» Extracted data:

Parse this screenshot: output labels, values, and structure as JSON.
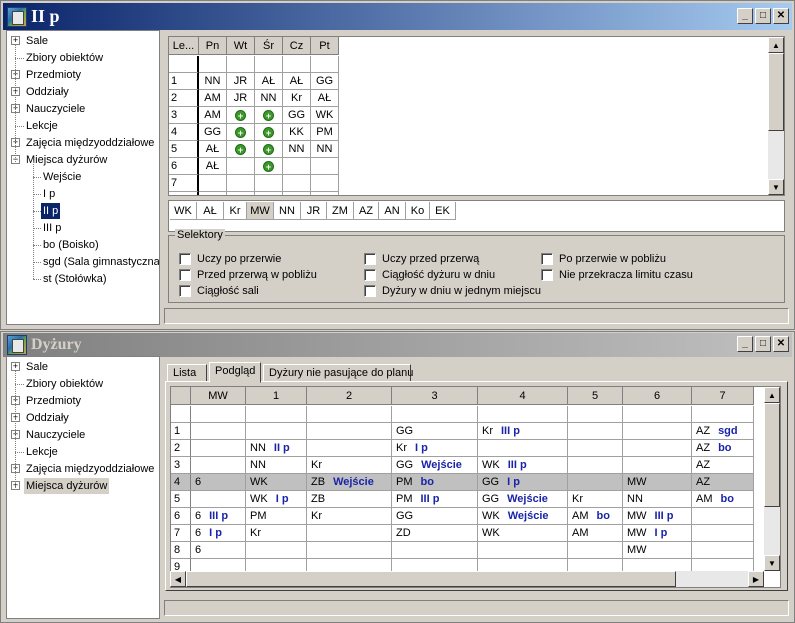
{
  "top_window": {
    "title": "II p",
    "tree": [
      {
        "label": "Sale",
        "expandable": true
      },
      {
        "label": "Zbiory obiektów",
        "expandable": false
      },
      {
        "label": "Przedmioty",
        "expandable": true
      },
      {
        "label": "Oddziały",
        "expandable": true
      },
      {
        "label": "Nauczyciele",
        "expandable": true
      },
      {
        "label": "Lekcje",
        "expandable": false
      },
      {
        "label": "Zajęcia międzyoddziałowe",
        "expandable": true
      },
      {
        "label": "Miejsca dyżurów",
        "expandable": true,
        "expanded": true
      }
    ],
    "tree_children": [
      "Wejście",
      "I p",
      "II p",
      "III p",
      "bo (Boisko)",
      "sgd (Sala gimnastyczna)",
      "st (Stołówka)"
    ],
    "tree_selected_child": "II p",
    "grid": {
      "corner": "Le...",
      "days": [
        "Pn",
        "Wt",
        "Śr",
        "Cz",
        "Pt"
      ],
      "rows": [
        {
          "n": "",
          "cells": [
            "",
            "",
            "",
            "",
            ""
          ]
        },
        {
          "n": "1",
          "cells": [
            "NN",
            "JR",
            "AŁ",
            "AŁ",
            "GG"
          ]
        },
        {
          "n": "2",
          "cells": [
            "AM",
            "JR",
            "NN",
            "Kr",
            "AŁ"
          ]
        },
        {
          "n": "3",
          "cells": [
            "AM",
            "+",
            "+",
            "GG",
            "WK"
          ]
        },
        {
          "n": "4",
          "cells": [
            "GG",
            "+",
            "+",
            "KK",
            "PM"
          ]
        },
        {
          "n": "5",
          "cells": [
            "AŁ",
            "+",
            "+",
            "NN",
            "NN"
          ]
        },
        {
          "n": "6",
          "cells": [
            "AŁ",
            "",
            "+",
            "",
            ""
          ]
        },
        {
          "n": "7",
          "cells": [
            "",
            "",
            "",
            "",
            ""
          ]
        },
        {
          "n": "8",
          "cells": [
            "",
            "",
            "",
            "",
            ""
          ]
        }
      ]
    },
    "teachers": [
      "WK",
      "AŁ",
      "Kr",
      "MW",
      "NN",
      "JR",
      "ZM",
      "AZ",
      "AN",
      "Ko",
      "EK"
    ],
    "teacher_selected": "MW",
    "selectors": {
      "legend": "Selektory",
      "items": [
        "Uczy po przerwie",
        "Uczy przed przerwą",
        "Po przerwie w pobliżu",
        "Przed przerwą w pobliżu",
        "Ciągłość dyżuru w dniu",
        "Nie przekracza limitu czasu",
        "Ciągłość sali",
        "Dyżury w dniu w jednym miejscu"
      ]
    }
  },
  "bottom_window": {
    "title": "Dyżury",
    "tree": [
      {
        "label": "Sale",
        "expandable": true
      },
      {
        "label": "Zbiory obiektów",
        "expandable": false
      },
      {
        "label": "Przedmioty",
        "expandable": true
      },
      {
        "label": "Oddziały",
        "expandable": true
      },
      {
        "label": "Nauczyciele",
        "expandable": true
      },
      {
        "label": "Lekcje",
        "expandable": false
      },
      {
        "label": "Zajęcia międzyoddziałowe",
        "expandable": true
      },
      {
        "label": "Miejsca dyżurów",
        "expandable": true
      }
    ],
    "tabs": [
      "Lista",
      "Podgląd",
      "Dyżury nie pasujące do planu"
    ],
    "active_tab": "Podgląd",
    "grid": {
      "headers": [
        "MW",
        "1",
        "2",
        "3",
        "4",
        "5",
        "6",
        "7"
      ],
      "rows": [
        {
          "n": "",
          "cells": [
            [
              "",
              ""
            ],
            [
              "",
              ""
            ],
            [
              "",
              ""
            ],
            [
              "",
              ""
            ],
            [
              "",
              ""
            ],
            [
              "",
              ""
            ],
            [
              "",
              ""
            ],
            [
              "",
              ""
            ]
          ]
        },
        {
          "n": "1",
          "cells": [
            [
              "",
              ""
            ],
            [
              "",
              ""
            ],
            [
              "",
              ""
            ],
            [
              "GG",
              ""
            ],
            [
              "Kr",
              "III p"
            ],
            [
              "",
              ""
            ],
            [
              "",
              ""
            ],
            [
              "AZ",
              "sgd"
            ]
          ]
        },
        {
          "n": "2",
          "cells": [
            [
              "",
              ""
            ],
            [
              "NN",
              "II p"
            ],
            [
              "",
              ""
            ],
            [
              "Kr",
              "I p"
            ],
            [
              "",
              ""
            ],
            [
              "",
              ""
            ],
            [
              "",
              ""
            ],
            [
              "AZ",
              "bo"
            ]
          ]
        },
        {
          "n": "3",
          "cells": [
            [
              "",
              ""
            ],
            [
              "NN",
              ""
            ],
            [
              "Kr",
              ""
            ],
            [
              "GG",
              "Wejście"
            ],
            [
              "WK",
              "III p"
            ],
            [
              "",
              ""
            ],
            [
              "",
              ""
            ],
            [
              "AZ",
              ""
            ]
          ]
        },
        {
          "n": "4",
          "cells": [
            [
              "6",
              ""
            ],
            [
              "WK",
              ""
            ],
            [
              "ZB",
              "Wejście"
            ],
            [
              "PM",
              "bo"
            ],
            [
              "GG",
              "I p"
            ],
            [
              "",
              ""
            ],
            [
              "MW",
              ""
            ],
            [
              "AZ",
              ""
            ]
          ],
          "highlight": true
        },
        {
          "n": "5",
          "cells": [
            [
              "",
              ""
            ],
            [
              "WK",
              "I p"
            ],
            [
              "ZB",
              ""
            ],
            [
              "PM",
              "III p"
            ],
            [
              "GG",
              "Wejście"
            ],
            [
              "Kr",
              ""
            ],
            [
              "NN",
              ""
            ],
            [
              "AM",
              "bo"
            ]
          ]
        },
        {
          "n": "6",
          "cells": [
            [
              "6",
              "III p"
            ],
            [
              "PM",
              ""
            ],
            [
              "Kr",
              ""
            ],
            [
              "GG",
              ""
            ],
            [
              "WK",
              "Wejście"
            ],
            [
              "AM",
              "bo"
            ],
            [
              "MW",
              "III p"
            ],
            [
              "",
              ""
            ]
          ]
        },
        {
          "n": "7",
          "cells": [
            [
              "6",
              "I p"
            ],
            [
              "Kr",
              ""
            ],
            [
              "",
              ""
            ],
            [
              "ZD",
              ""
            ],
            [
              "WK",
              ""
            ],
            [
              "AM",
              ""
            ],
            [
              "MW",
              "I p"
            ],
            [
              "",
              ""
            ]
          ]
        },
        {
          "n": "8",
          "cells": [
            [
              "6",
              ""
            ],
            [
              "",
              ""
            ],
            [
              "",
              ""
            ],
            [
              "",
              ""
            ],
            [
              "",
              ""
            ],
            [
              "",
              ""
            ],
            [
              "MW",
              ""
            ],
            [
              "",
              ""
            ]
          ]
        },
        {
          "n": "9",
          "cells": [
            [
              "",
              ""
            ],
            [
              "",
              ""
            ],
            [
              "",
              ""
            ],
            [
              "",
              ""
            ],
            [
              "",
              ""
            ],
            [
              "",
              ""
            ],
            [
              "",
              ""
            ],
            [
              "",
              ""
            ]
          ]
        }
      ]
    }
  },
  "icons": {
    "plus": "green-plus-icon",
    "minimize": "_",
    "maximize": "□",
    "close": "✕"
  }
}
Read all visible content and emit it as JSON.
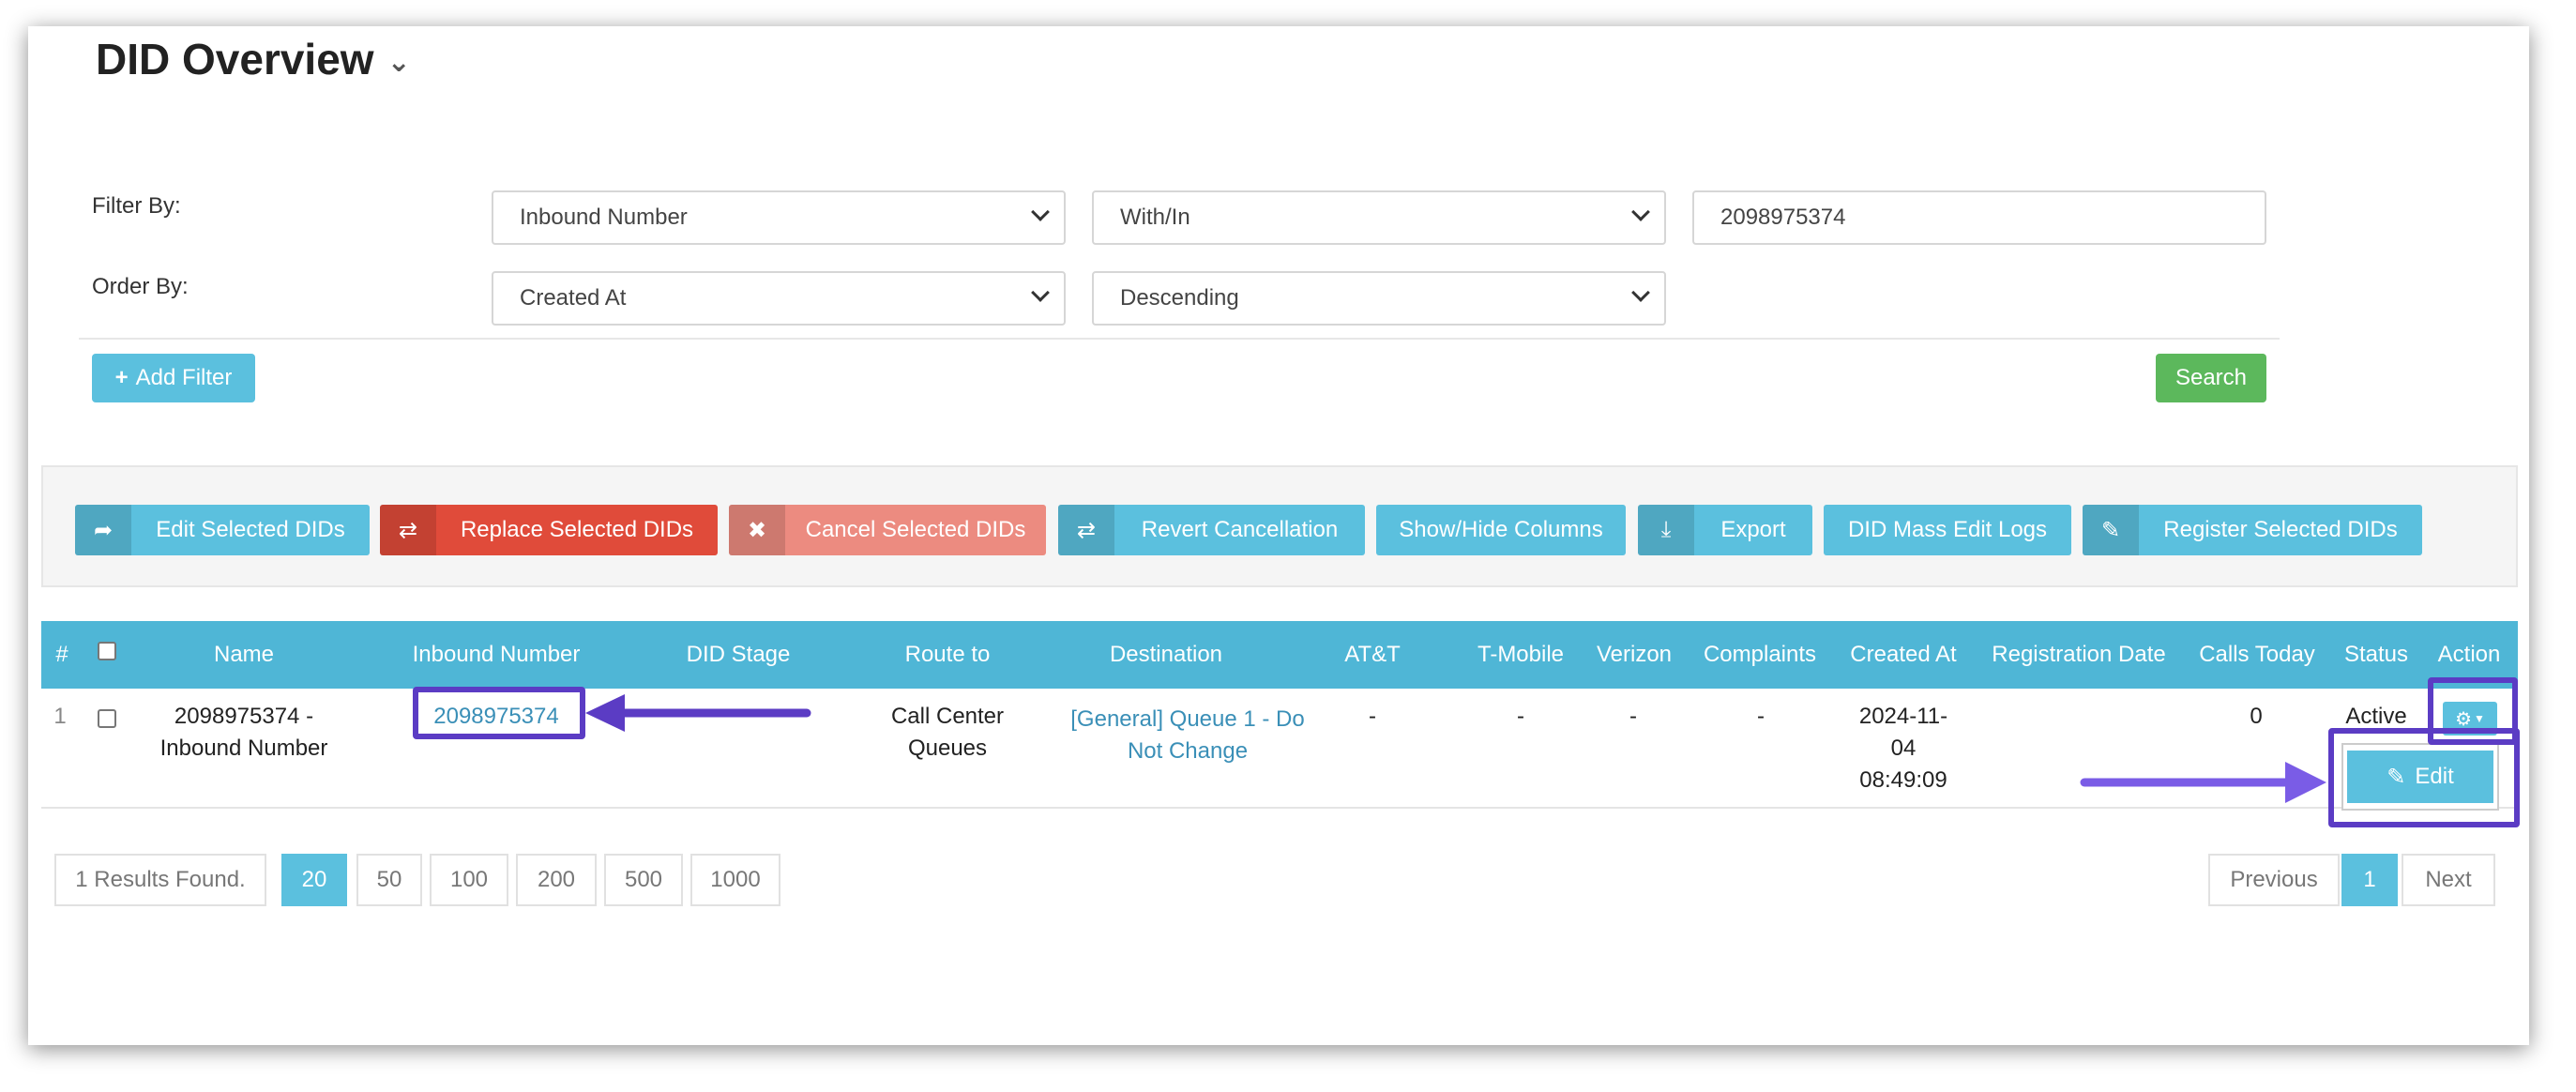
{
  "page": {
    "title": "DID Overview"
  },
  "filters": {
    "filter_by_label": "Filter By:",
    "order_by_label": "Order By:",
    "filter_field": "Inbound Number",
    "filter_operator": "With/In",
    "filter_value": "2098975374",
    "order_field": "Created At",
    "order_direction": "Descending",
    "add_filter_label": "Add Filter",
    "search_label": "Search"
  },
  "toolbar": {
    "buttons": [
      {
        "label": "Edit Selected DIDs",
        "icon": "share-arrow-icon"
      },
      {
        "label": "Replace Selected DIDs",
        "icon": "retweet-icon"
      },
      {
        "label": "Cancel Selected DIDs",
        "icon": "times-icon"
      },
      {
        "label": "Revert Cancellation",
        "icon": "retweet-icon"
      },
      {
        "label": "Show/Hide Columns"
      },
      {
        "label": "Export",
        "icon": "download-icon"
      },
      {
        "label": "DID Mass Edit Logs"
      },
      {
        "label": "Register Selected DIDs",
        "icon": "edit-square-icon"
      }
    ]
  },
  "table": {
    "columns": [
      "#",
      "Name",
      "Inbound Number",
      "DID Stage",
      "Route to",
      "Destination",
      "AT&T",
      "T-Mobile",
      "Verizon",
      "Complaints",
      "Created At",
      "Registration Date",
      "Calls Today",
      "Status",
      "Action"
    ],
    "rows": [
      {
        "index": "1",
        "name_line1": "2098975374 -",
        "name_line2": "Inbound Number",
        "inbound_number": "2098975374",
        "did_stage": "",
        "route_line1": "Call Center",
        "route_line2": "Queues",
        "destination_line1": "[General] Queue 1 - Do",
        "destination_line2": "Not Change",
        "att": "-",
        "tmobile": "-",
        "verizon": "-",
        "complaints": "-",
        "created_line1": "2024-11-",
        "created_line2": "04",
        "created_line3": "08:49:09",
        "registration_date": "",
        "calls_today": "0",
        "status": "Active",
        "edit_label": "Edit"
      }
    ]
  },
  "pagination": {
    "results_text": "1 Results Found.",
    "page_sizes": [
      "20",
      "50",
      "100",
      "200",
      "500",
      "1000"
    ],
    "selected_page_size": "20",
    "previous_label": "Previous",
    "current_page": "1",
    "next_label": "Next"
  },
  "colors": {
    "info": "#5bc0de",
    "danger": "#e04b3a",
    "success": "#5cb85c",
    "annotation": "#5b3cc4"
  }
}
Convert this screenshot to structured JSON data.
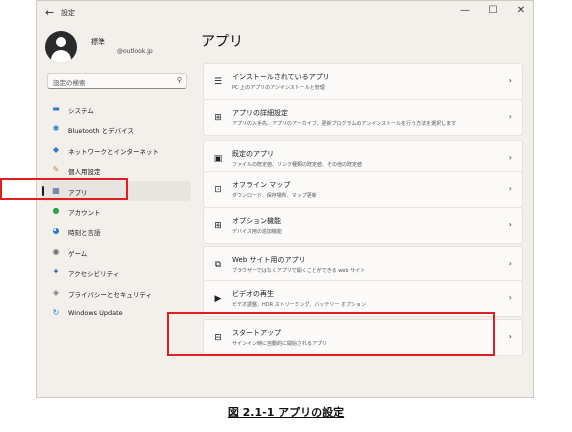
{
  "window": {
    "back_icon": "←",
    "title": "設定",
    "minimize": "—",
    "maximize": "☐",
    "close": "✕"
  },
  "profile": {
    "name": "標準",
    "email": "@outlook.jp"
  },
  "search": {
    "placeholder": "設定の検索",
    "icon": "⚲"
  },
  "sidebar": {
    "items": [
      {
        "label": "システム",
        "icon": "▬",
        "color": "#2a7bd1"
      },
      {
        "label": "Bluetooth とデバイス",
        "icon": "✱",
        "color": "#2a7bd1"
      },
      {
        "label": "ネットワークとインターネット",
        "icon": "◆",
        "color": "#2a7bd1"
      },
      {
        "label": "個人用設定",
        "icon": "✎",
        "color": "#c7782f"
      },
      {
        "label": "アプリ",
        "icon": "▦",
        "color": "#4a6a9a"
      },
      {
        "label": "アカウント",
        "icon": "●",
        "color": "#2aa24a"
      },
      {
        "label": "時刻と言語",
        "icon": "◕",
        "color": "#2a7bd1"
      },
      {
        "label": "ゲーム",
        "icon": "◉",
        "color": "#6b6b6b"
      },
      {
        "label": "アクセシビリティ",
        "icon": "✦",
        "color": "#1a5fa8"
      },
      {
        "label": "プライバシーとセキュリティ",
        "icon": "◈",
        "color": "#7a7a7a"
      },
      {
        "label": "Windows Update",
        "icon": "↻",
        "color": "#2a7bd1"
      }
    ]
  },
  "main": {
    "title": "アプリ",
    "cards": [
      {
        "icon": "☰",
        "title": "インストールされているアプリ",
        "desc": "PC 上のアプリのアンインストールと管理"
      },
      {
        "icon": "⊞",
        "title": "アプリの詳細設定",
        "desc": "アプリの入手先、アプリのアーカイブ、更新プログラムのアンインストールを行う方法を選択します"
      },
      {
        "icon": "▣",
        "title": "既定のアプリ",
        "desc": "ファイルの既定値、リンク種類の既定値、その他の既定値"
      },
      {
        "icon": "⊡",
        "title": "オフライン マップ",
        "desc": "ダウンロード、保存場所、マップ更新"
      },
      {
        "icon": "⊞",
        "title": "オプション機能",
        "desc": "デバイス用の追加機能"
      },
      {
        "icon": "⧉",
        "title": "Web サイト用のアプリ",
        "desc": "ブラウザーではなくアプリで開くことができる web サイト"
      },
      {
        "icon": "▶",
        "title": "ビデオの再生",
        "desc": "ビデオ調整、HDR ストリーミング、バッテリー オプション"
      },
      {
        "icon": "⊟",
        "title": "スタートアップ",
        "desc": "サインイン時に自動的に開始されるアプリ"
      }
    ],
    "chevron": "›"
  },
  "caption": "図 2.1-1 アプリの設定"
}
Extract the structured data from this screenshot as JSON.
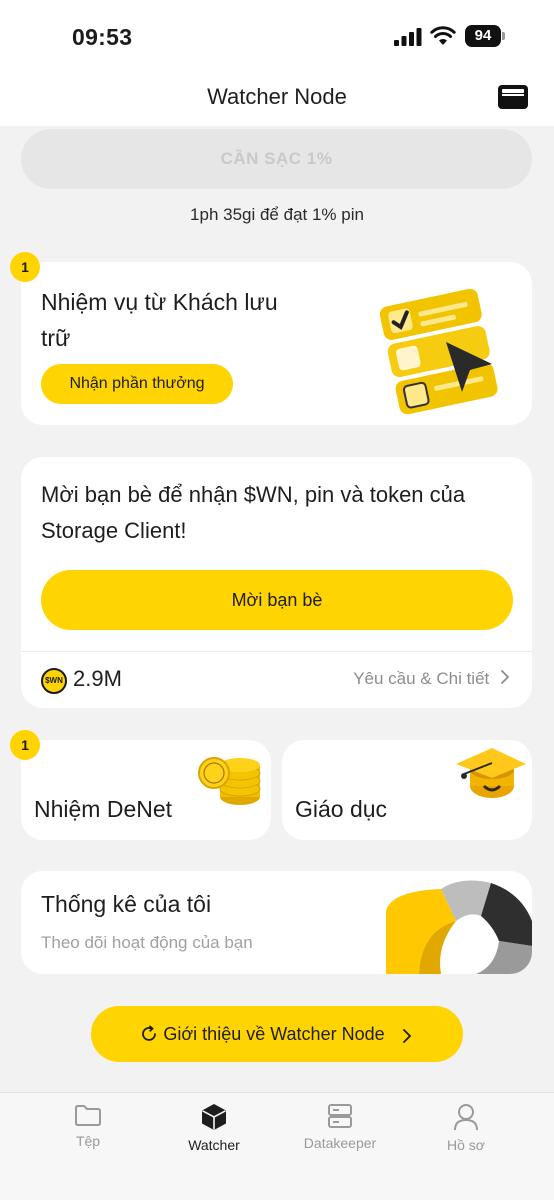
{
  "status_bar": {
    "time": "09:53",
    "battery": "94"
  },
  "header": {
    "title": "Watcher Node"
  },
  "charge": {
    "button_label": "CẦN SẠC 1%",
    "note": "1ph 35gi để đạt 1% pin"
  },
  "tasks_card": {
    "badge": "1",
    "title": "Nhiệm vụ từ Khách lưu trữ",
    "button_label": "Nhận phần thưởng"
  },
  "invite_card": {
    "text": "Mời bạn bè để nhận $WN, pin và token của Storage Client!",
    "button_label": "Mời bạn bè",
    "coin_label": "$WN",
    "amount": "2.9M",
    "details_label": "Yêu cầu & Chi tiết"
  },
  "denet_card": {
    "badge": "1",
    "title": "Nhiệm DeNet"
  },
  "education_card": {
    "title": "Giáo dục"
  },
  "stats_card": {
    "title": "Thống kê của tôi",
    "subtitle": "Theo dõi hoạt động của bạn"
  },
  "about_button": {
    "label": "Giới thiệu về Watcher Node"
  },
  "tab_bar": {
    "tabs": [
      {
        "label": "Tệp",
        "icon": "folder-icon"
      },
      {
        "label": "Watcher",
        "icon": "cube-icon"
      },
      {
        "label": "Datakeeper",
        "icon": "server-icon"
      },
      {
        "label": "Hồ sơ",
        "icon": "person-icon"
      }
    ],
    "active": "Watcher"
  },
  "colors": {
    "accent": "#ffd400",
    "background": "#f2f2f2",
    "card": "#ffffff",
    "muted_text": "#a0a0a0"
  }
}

» Aim of the task:
Pick out the lines above that hold the string "DIDs" and show them.

» Solution for this task:
        "label": "Edit Selected DIDs",
        "label": "Replace Selected DIDs",
        "label": "Cancel Selected DIDs",
        "label": "Register Selected DIDs",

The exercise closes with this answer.